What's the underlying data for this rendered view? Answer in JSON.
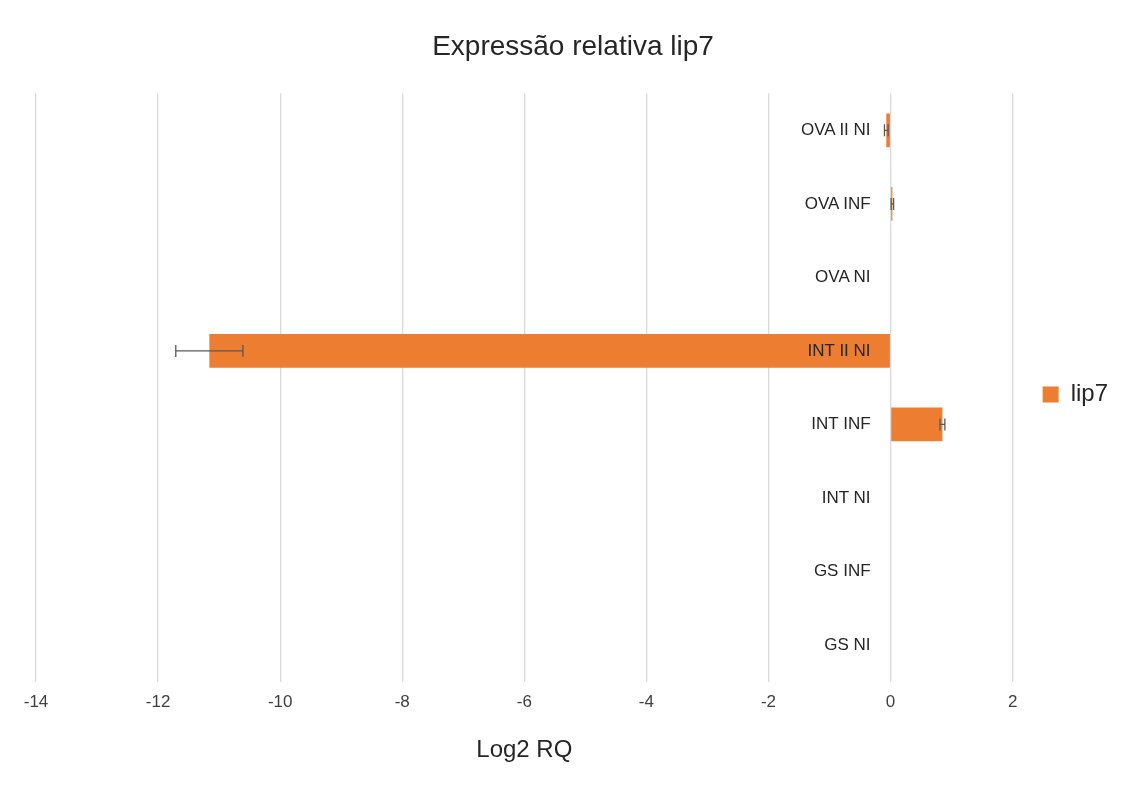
{
  "chart_data": {
    "type": "bar",
    "orientation": "horizontal",
    "title": "Expressão relativa lip7",
    "xlabel": "Log2 RQ",
    "categories": [
      "OVA II NI",
      "OVA INF",
      "OVA NI",
      "INT II NI",
      "INT INF",
      "INT NI",
      "GS INF",
      "GS NI"
    ],
    "series": [
      {
        "name": "lip7",
        "color": "#ed7d31",
        "values": [
          -0.07,
          0.03,
          0,
          -11.16,
          0.85,
          0,
          0,
          0
        ],
        "errors": [
          0.03,
          0.02,
          null,
          0.55,
          0.04,
          null,
          null,
          null
        ]
      }
    ],
    "xlim": [
      -14,
      2
    ],
    "xticks": [
      -14,
      -12,
      -10,
      -8,
      -6,
      -4,
      -2,
      0,
      2
    ],
    "grid": "x",
    "legend": "right"
  }
}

━━━━━━━━━━━━━━━━

### TASK STATEMENT
Print out every entry above without changing a word, and leave out the pictures.

### SOLUTION TO THIS PROBLEM
What's the underlying data for this rendered view? Answer in JSON.
{
  "chart_data": {
    "type": "bar",
    "orientation": "horizontal",
    "title": "Expressão relativa lip7",
    "xlabel": "Log2 RQ",
    "categories": [
      "OVA II NI",
      "OVA INF",
      "OVA NI",
      "INT II NI",
      "INT INF",
      "INT NI",
      "GS INF",
      "GS NI"
    ],
    "series": [
      {
        "name": "lip7",
        "color": "#ed7d31",
        "values": [
          -0.07,
          0.03,
          0,
          -11.16,
          0.85,
          0,
          0,
          0
        ],
        "errors": [
          0.03,
          0.02,
          null,
          0.55,
          0.04,
          null,
          null,
          null
        ]
      }
    ],
    "xlim": [
      -14,
      2
    ],
    "xticks": [
      -14,
      -12,
      -10,
      -8,
      -6,
      -4,
      -2,
      0,
      2
    ],
    "grid": "x",
    "legend": "right"
  }
}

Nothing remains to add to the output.